▼

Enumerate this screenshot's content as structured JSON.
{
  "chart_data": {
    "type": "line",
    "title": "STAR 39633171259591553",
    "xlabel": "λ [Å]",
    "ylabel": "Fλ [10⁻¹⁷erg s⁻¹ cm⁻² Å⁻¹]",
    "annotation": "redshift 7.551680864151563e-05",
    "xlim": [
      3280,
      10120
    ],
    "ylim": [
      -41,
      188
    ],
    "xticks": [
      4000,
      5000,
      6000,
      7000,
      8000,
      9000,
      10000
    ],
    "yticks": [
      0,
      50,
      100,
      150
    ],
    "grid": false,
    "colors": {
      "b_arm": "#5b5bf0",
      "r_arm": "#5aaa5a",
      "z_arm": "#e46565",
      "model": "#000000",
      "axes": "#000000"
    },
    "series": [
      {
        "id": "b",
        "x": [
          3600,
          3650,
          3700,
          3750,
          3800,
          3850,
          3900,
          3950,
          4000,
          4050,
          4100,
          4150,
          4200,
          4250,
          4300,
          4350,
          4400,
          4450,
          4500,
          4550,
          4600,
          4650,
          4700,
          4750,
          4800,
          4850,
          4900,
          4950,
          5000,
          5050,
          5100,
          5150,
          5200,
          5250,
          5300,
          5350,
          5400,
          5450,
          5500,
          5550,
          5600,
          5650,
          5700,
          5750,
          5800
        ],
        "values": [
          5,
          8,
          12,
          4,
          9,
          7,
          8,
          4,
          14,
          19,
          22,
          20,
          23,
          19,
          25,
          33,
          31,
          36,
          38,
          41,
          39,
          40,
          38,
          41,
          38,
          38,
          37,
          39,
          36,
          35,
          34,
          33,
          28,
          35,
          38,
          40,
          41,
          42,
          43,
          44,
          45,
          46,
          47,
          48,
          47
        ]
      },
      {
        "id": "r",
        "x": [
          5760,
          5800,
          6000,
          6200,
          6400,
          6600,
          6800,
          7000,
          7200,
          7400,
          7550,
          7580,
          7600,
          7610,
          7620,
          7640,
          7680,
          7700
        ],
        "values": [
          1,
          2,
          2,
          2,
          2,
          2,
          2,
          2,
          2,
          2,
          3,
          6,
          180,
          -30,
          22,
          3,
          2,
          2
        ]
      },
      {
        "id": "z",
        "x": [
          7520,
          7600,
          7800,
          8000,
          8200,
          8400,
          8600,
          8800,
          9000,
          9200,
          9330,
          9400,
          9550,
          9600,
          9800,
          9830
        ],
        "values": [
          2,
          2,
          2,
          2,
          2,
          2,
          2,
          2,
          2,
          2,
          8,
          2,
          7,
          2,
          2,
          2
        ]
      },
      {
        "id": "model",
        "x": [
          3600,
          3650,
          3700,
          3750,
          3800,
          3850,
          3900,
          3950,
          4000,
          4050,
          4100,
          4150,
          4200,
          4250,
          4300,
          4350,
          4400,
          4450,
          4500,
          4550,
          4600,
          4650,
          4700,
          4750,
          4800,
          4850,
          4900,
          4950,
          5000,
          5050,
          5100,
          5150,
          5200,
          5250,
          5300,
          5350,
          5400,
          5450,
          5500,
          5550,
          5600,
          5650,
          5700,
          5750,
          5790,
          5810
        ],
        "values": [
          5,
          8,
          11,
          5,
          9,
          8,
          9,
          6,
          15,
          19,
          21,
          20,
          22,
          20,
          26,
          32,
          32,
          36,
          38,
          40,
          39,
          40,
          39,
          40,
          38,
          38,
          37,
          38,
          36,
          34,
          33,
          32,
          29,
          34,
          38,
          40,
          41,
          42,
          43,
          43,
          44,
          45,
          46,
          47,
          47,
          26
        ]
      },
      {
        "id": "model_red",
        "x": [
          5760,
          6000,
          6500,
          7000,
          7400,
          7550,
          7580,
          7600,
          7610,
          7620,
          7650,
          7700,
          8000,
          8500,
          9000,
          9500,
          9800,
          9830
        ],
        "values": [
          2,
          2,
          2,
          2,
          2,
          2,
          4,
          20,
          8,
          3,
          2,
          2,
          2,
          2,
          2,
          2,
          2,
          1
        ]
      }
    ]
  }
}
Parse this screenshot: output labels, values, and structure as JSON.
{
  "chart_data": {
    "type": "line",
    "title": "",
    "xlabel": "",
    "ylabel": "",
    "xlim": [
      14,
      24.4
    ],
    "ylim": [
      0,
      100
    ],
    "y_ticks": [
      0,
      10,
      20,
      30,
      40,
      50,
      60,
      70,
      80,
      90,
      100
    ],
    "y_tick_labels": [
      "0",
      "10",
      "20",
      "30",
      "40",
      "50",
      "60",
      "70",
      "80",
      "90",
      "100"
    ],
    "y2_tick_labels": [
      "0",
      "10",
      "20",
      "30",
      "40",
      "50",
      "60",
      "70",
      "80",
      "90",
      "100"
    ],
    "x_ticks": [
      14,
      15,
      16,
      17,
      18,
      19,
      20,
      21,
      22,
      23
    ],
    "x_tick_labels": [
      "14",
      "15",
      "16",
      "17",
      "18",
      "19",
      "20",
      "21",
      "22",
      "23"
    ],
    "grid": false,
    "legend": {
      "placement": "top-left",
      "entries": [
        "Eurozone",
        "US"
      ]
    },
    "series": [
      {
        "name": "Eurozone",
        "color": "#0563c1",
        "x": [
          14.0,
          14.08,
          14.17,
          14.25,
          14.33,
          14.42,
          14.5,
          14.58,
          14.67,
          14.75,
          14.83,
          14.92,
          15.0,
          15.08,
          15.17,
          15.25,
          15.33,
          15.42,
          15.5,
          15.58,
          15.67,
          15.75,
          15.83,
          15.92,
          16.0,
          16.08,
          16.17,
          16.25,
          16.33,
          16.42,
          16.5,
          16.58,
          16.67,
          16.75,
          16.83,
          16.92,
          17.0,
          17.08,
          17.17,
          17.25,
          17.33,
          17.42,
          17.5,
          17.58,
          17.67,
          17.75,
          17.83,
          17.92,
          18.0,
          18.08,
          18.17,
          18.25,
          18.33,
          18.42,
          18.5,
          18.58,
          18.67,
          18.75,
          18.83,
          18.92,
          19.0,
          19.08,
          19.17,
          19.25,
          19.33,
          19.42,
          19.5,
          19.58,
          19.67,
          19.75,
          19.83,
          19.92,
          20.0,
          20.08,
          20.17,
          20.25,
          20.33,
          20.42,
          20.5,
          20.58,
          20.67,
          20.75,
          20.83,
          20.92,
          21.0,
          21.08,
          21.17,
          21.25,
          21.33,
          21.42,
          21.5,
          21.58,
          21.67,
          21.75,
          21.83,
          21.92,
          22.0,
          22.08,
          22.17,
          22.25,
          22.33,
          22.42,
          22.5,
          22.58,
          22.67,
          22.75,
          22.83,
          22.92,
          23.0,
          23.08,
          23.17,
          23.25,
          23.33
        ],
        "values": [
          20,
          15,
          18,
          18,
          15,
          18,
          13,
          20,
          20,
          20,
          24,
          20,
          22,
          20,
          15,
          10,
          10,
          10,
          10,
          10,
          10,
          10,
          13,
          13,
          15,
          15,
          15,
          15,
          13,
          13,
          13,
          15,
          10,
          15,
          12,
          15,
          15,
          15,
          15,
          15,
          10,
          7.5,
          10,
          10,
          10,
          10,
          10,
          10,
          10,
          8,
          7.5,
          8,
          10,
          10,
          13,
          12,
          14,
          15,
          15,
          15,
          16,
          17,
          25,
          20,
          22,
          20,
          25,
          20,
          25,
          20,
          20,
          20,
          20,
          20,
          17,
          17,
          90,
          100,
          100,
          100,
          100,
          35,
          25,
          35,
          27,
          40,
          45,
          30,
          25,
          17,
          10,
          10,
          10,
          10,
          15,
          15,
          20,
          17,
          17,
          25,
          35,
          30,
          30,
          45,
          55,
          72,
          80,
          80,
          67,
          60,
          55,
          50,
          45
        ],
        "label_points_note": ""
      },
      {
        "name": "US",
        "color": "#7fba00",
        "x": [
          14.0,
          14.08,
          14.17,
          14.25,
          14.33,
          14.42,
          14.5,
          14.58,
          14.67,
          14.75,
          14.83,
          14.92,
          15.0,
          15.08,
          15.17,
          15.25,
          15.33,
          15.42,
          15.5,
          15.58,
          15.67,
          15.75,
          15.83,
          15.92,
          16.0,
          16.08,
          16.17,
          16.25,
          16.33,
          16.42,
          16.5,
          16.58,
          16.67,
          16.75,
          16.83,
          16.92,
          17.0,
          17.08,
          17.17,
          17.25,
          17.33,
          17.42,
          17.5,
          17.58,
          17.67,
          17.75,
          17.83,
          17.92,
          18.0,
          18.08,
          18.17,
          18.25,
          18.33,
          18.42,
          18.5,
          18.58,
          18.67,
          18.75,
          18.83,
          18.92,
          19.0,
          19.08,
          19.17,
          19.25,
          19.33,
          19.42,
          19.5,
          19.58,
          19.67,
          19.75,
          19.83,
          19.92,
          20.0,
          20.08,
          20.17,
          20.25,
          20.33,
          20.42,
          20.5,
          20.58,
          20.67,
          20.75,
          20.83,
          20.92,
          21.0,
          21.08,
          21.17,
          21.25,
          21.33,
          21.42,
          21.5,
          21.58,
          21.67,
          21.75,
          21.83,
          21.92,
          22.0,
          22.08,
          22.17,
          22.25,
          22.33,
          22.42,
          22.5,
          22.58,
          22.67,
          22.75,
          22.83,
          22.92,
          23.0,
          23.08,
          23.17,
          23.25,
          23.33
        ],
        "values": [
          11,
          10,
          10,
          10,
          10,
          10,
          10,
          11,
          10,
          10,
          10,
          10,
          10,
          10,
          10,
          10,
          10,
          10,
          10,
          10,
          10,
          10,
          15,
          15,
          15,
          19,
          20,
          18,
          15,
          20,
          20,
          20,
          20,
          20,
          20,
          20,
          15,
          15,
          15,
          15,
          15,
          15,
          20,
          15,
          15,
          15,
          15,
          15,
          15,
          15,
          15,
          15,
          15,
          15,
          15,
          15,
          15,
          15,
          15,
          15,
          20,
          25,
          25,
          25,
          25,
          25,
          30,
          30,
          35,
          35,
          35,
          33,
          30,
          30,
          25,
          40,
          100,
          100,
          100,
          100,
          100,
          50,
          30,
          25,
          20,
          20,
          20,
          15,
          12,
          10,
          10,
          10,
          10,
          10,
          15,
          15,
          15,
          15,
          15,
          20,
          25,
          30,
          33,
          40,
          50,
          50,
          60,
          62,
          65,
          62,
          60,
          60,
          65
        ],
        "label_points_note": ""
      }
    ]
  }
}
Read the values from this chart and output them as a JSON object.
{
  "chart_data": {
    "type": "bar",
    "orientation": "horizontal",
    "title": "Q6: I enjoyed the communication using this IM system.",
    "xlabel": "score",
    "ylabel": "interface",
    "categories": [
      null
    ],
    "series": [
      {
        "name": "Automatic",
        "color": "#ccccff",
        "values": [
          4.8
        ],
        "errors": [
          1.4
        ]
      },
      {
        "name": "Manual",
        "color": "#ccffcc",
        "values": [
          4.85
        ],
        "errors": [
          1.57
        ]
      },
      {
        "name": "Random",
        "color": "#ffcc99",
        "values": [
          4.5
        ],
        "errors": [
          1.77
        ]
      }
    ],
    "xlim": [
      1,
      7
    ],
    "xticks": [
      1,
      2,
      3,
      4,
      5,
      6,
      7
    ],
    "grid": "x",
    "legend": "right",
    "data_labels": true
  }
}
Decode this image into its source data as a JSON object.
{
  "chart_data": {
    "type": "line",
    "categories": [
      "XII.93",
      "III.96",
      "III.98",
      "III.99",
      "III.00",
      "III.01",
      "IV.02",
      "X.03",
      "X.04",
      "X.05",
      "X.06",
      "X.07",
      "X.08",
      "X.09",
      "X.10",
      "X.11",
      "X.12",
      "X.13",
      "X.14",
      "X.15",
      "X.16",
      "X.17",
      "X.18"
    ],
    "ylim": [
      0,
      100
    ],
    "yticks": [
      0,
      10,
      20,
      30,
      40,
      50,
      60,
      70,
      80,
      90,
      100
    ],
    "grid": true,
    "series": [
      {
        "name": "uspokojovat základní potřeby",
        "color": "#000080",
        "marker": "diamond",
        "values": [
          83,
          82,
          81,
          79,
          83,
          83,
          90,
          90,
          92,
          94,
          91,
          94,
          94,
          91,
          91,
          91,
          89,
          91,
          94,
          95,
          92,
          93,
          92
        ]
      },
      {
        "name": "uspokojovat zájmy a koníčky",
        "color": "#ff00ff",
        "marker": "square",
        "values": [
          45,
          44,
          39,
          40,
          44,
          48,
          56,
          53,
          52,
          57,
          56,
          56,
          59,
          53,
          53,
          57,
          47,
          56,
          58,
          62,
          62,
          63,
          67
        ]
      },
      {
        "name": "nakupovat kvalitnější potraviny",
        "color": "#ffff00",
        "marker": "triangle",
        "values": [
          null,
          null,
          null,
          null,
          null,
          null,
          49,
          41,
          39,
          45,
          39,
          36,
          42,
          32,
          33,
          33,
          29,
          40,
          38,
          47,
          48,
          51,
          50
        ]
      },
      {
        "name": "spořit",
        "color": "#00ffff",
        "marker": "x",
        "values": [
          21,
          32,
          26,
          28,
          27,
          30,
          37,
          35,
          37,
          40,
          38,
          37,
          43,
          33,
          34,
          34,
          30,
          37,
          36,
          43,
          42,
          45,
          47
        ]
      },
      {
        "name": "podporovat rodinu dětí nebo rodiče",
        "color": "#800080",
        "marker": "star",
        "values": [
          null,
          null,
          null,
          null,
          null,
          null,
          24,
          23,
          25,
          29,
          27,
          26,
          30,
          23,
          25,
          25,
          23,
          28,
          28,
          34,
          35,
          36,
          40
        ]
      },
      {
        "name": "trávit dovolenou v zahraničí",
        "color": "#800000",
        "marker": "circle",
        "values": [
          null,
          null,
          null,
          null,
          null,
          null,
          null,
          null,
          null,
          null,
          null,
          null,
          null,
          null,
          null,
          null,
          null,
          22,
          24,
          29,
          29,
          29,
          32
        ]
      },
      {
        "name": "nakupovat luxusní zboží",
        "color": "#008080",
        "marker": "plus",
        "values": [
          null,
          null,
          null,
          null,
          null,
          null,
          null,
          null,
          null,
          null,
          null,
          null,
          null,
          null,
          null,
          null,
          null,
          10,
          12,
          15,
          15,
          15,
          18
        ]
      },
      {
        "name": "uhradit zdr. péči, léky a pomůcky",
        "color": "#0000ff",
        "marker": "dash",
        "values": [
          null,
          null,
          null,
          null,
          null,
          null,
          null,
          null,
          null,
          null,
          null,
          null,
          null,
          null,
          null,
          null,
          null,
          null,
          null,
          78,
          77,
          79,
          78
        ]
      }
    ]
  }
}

▲

» **Aim**: Which lines hold the string "title"? Copy all of them from the data above.

» **Result for this exercise**:
    "title": "STAR 39633171259591553",
    "title": "",
    "title": "Q6: I enjoyed the communication using this IM system.",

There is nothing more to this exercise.